[What the task requires]: Scan the lines below; pull out those with "JSON".

[Dataset rows]:
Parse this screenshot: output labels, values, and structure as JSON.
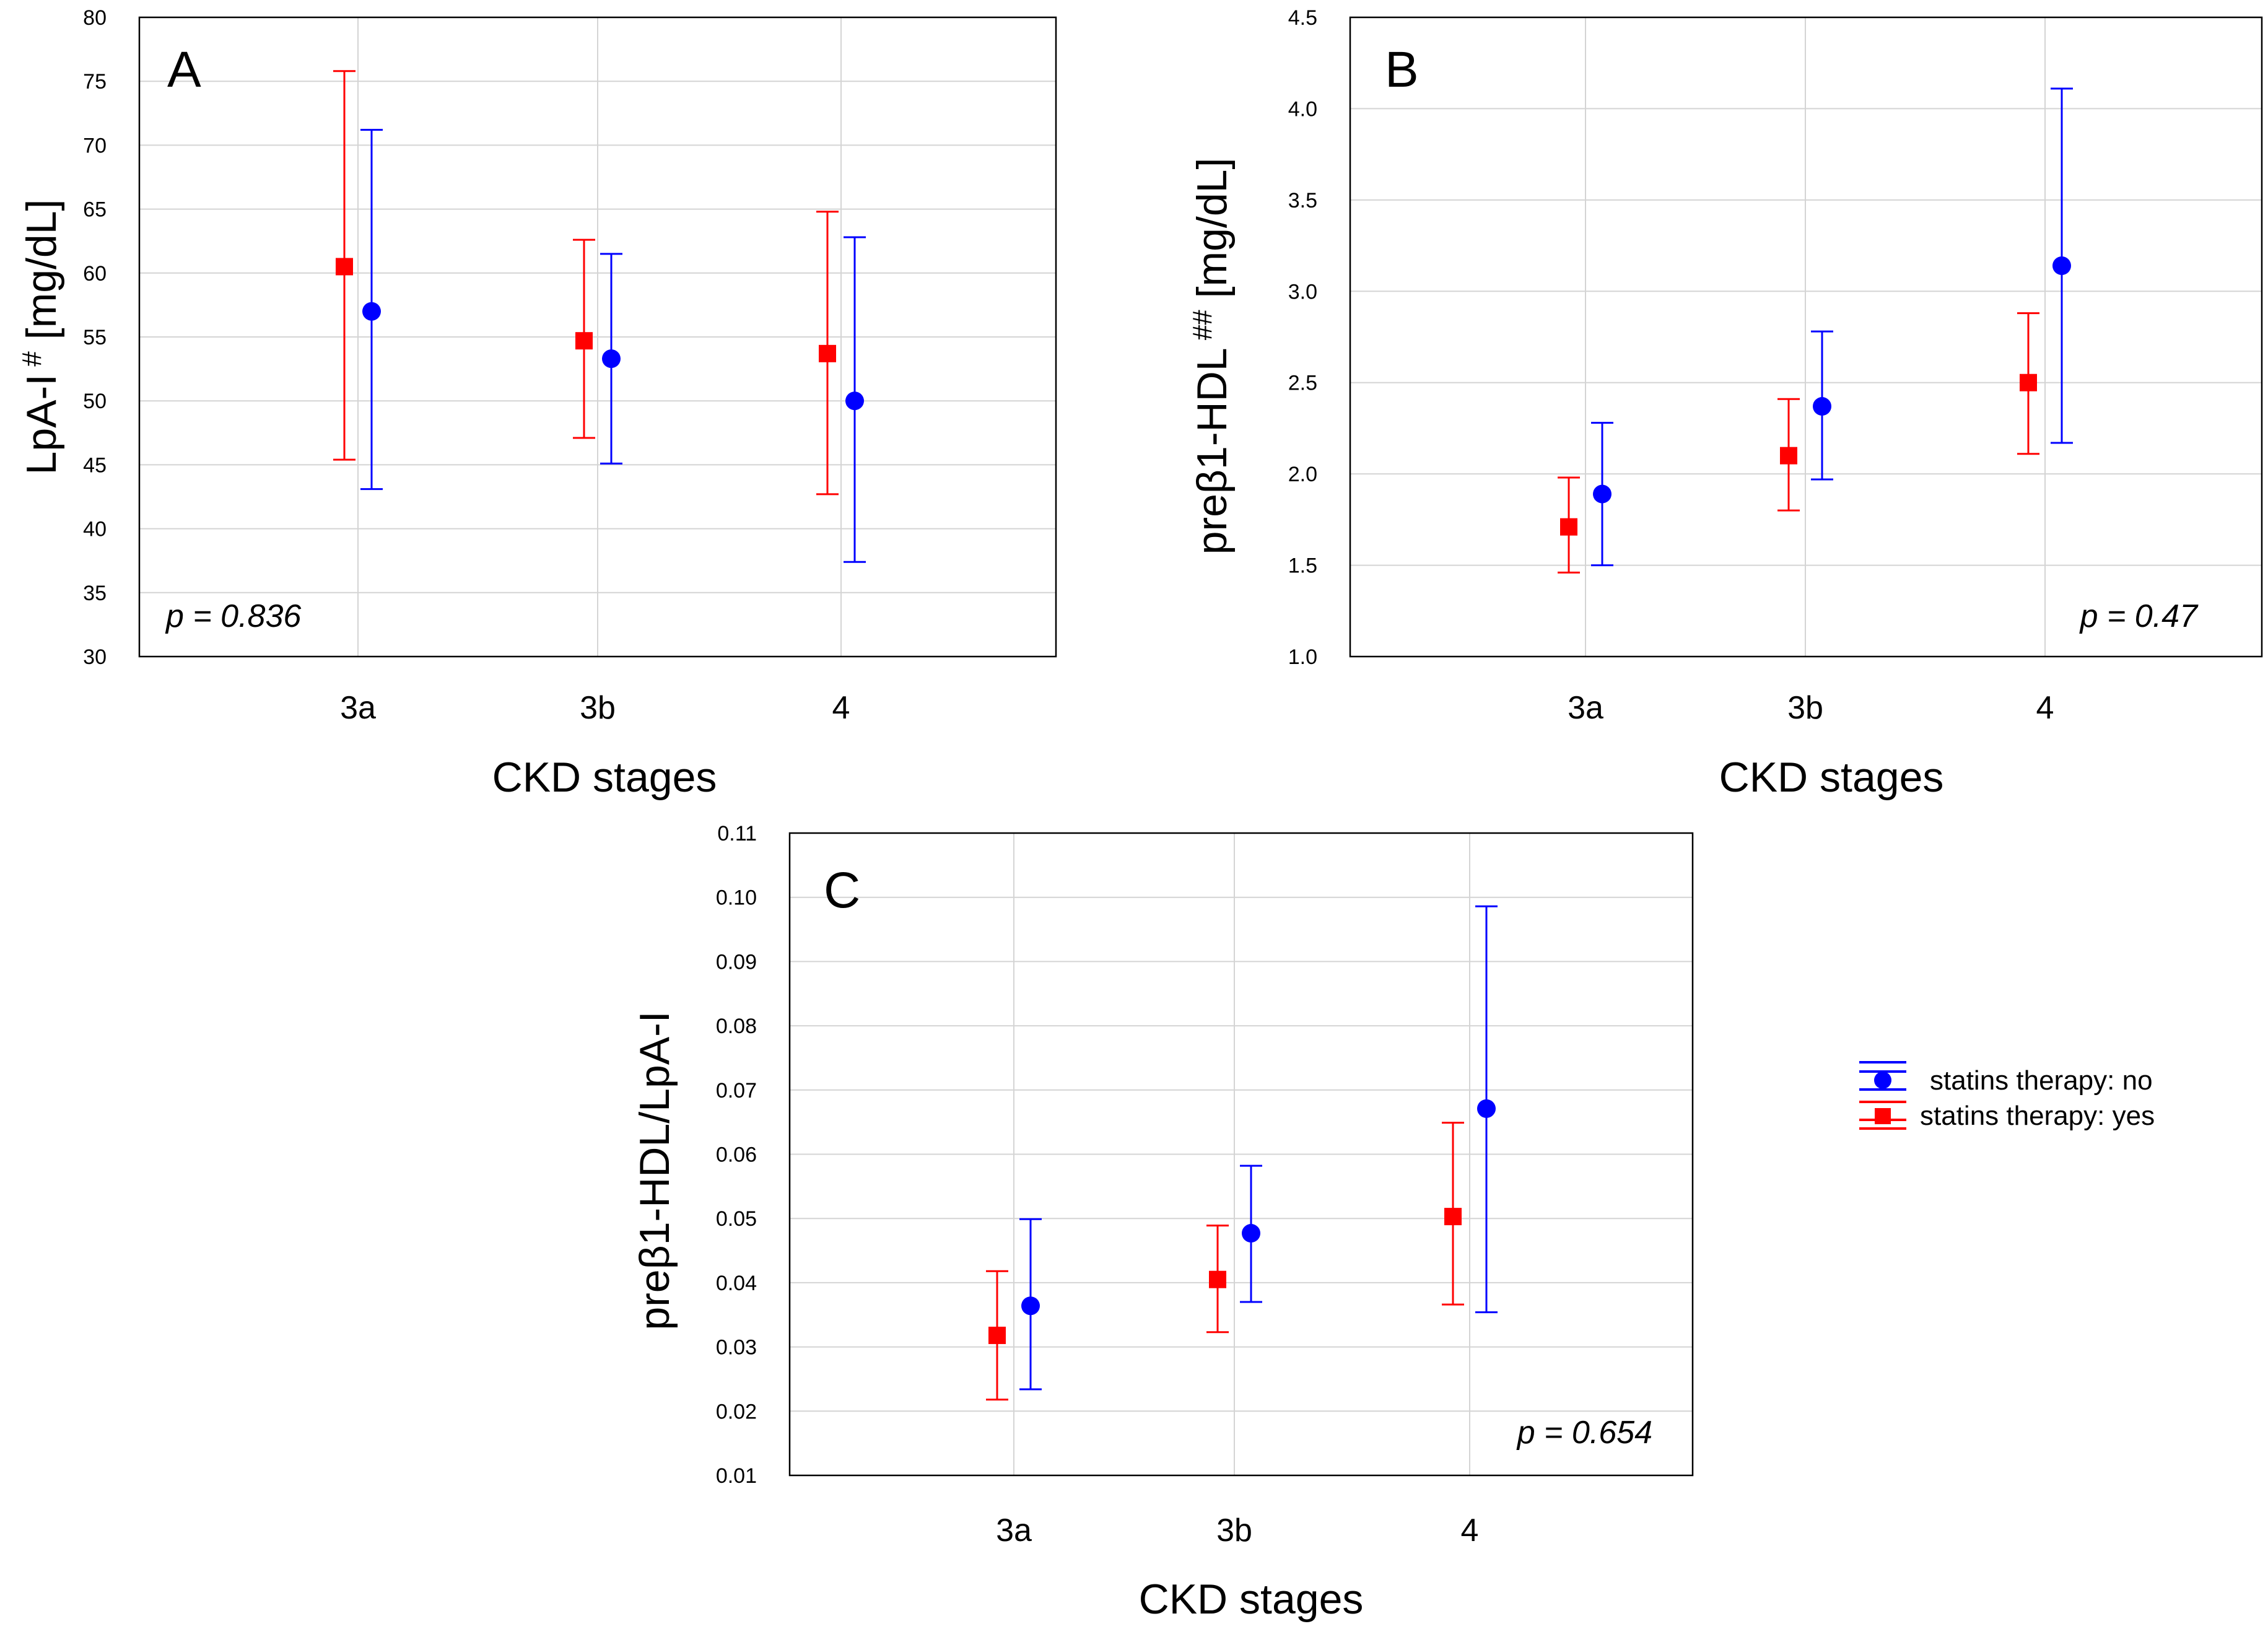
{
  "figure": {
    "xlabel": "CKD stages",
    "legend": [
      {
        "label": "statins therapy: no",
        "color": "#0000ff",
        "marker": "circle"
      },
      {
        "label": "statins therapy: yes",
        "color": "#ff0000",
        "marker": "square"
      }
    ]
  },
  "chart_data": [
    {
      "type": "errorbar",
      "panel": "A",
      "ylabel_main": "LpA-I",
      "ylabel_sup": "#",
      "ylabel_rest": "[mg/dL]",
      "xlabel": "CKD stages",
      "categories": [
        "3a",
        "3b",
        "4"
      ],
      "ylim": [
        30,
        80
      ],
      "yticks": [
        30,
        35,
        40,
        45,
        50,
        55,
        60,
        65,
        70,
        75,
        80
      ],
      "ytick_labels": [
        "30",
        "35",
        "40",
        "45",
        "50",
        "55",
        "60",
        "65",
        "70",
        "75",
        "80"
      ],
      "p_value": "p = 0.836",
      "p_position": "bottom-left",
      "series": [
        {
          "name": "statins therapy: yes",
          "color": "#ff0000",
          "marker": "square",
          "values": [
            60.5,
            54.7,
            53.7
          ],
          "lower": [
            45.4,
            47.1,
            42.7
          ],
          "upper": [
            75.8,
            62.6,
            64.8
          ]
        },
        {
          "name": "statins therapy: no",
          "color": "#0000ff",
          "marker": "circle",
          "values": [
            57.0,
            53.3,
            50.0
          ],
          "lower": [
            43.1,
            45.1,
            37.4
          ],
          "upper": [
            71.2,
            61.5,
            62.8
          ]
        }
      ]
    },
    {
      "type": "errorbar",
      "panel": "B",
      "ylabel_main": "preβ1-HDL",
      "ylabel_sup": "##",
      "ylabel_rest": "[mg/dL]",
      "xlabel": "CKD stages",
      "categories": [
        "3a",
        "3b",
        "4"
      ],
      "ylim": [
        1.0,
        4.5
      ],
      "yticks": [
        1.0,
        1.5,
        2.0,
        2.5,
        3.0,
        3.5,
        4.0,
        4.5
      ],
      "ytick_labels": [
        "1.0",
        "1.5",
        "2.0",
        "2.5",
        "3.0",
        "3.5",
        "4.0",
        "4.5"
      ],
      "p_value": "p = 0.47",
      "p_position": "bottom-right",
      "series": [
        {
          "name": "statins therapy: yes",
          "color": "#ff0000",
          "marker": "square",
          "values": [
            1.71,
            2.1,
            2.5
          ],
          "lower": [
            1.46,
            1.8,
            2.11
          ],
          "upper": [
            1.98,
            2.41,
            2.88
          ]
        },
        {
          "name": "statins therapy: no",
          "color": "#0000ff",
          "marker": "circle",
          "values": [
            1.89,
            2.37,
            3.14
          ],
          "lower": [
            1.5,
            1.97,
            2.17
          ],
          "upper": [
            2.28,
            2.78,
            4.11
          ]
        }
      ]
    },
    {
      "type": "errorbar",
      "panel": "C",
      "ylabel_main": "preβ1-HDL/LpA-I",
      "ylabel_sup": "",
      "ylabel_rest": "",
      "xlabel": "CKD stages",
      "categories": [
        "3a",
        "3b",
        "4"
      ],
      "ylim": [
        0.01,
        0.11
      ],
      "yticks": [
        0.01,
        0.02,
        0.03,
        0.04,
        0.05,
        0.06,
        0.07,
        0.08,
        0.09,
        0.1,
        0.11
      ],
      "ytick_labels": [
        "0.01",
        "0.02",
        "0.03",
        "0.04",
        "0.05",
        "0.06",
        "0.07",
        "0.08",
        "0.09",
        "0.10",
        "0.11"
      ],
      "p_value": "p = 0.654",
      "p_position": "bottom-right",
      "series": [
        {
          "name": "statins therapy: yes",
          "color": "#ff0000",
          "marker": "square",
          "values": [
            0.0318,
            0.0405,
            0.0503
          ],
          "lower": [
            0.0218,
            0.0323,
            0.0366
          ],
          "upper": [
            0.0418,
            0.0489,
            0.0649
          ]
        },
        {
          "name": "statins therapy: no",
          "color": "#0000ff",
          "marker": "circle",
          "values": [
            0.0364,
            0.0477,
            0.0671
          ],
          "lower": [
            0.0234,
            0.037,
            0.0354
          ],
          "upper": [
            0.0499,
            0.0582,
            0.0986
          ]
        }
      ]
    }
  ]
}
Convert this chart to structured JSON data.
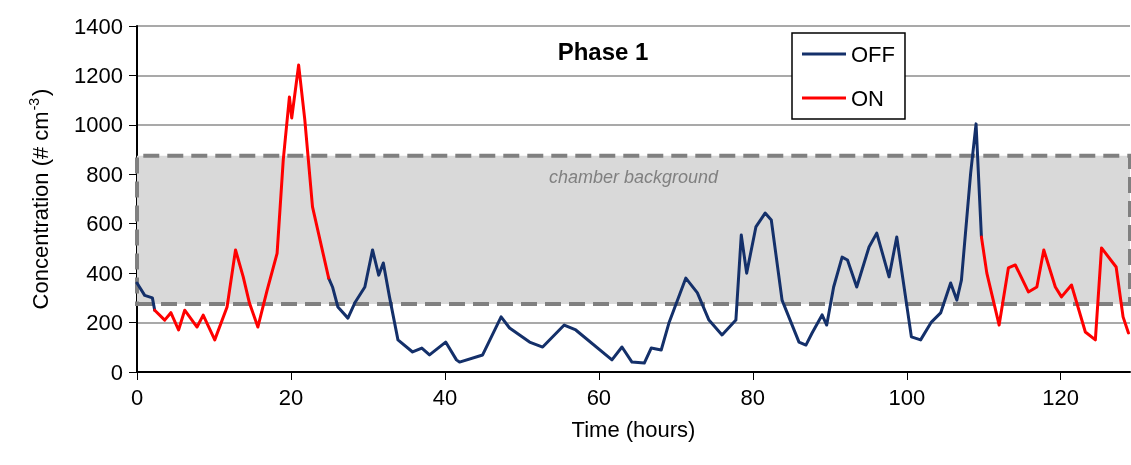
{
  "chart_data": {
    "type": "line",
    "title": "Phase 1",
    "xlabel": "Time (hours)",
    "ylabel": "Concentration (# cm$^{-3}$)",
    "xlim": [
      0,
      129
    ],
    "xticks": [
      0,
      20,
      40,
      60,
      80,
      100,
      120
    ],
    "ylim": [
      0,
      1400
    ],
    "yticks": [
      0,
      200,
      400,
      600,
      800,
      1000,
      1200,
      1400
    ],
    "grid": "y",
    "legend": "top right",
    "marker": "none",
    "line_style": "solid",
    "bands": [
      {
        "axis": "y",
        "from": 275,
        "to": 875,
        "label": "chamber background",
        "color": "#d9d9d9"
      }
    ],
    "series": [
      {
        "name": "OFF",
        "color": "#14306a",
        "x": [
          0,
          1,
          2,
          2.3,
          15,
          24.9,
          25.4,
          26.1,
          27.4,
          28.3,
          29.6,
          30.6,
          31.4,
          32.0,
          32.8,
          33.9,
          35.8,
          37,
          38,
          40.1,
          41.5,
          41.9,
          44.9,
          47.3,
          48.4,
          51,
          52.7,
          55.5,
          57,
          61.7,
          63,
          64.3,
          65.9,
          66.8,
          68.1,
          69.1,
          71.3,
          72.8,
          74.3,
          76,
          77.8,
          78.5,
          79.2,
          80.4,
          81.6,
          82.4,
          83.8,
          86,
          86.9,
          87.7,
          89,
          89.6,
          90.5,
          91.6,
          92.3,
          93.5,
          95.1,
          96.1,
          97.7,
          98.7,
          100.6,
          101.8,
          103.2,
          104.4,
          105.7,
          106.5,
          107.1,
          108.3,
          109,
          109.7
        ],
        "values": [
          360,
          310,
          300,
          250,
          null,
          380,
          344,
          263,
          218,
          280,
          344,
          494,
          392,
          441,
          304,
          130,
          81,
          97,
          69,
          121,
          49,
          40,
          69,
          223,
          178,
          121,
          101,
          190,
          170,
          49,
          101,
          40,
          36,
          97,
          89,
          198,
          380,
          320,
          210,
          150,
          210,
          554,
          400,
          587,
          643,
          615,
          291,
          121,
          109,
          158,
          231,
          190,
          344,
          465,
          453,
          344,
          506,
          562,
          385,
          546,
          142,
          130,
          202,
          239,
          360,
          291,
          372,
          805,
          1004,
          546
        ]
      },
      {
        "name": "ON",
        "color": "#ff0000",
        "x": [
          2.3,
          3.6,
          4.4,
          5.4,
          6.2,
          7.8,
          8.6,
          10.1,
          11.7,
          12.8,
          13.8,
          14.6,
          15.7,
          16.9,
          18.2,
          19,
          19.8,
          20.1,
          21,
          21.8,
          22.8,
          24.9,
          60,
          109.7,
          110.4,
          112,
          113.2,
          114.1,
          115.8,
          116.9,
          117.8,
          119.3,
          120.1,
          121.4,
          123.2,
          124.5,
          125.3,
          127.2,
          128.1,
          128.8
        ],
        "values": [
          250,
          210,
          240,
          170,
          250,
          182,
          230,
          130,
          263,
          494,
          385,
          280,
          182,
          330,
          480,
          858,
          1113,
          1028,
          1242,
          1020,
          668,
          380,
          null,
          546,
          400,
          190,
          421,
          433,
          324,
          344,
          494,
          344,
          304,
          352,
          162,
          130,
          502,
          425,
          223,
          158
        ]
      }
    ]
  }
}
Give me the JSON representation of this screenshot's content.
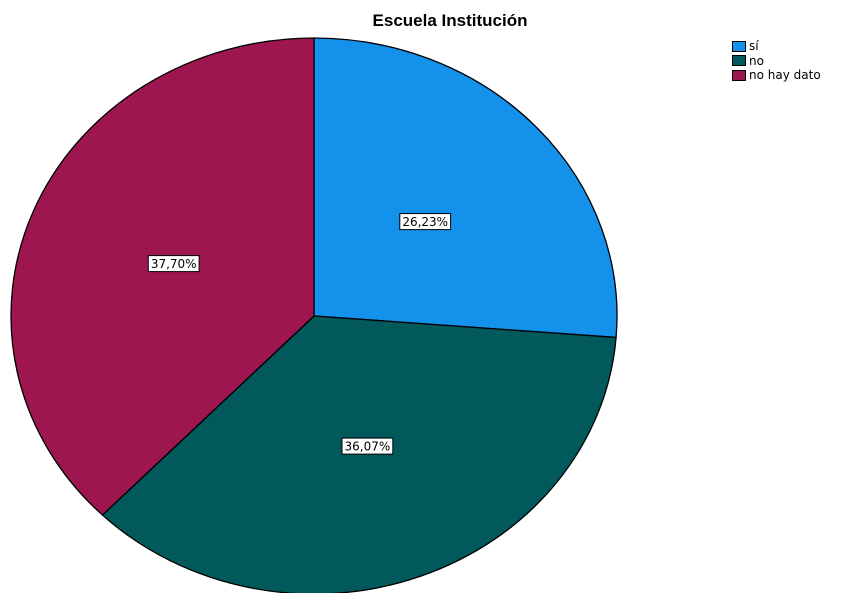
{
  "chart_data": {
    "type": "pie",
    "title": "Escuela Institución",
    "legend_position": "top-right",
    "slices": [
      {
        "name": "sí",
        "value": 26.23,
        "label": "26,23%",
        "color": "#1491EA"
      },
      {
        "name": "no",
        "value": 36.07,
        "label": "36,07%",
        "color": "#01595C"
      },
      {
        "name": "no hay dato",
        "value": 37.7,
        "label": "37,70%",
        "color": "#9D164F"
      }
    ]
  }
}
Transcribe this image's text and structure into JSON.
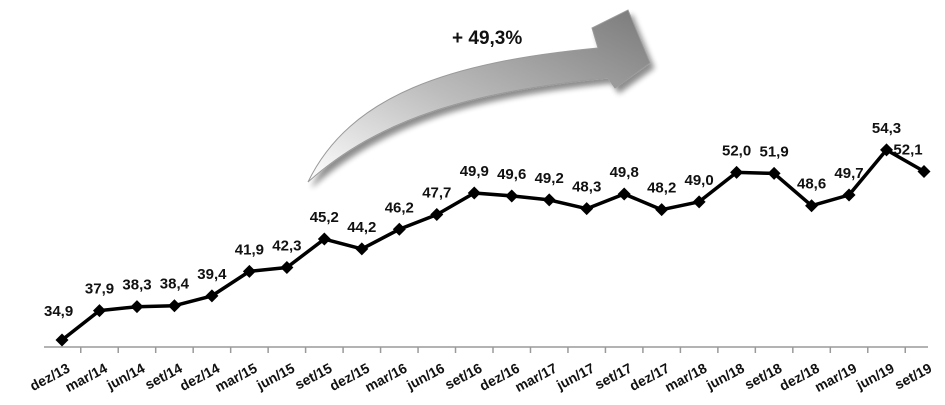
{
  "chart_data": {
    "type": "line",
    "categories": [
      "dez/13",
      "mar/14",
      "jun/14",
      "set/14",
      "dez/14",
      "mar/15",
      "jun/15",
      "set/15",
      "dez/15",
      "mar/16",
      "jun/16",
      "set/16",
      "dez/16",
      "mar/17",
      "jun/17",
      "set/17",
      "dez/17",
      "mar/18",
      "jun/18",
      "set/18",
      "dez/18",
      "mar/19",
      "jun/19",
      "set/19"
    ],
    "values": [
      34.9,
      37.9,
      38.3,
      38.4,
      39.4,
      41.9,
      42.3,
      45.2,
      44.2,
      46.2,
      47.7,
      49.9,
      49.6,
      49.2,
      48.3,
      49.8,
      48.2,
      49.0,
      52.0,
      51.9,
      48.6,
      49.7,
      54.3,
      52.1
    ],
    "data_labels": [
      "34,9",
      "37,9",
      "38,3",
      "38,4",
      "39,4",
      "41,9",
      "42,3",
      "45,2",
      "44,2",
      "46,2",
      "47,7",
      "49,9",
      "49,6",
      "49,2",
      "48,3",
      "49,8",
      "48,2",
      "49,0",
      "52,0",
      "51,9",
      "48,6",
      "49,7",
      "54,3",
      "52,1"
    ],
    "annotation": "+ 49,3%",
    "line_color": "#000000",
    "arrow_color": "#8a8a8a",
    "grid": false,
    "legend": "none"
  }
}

[Completed exercise]:
Parse this screenshot: output labels, values, and structure as JSON.
Convert this chart to structured JSON data.
Give me the JSON representation of this screenshot's content.
Transcribe this image's text and structure into JSON.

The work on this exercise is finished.